Sofiène Tahar and Ferhat Khendek, professors in the Department of Electrical and Computer Engineering, received a $500,000 grant in support of their research on specification and verification techniques for telecommunication systems. The researchers explain that their work is akin to quality assurance for software and hardware systems.
"Quality control is done at the end, once a product is complete. Quality assurance means trying to ensure the quality as early as possible, during the early phases of the development cycle," Khendek explained.
The idea is for companies to avert the kinds of technical bugs that can generate bad publicity.
"The earlier you detect a bug, the cheaper it is to solve," Tahar said. "If you let your customers debug -- find the errors -- you will pay a high price in the marketplace."
Essentially, their work consists of devising methodology and writing software to assist hardware and software developers. Tahar points out that there is little room for error today in both software, with its millions of lines of code, and in hardware.
"Today, microchips include more than 10 million transistors. You cannot count the number of bugs that can occur. They can be introduced in the design stage, in the implementation stage, or in manufacturing. There's no way to catch them all."
Their software is designed to test nearly every intended function of a given hardware of software system, by putting it through its paces.
"Our software tries to simulate the whole range of system functions and possibilities," Khendek said, "and then detects any problems in execution by comparing the system's behaviour to the requirements."
Because of the vast array of tests that need to be done, "realistically, we can obtain a 95-per-cent level of confidence. You cannot exhaust the whole range of behaviour of a large communications system."

● RAW RECORDS
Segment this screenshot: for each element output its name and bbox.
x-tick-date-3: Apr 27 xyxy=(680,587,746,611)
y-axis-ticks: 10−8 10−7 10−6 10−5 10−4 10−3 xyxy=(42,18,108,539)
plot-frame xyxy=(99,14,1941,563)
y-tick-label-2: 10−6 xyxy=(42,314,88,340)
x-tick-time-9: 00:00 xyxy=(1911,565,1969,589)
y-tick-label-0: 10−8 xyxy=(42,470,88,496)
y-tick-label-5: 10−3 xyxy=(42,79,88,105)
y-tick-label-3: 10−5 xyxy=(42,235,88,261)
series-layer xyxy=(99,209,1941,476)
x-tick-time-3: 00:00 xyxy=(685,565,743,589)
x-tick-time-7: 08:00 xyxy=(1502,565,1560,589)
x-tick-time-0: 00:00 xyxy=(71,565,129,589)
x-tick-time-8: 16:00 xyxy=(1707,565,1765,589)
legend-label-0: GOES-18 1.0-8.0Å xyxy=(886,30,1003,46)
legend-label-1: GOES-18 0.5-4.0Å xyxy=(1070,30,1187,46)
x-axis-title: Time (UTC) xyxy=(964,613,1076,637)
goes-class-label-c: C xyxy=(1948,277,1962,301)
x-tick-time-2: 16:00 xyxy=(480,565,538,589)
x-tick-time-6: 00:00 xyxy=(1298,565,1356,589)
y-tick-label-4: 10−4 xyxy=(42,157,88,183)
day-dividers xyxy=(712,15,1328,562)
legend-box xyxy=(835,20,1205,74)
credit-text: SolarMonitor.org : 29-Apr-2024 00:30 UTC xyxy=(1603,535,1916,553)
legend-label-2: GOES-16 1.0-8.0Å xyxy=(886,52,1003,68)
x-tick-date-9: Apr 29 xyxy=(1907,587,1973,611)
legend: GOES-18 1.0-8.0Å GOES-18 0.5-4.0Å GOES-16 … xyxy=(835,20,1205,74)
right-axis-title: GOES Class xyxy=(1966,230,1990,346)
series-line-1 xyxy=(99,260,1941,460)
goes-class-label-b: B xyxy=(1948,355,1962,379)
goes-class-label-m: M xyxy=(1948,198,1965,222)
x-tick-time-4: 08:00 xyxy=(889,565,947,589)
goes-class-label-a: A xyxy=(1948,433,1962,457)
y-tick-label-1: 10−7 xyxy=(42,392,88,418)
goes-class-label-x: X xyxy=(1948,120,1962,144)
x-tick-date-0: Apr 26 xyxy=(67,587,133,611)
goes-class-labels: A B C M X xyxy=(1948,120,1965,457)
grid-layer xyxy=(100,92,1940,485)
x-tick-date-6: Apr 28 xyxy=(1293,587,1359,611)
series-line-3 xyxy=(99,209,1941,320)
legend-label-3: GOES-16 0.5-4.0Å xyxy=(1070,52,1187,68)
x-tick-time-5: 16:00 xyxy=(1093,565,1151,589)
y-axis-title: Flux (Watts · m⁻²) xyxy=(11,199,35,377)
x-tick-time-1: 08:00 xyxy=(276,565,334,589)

● REQUIREMENTS
1 – Print the passage of the verification research article from "Essentially, their work" up to and including "through its paces.".
2 – Recast the paragraph of the verification research article that begins "Sofiène Tahar and Ferhat Khendek" as a short bulleted list that keeps its main facts.

● RESPONSES BY TASK
1 –
Essentially, their work consists of devising methodology and writing software to assist hardware and software developers. Tahar points out that there is little room for error today in both software, with its millions of lines of code, and in hardware.
"Today, microchips include more than 10 million transistors. You cannot count the number of bugs that can occur. They can be introduced in the design stage, in the implementation stage, or in manufacturing. There's no way to catch them all."
Their software is designed to test nearly every intended function of a given hardware of software system, by putting it through its paces.

2 –
- Sofiène Tahar and Ferhat Khendek are professors in the Department of Electrical and Computer Engineering.
- They received a $500,000 grant for research on specification and verification techniques for telecommunication systems.
- They describe the work as akin to quality assurance for software and hardware systems.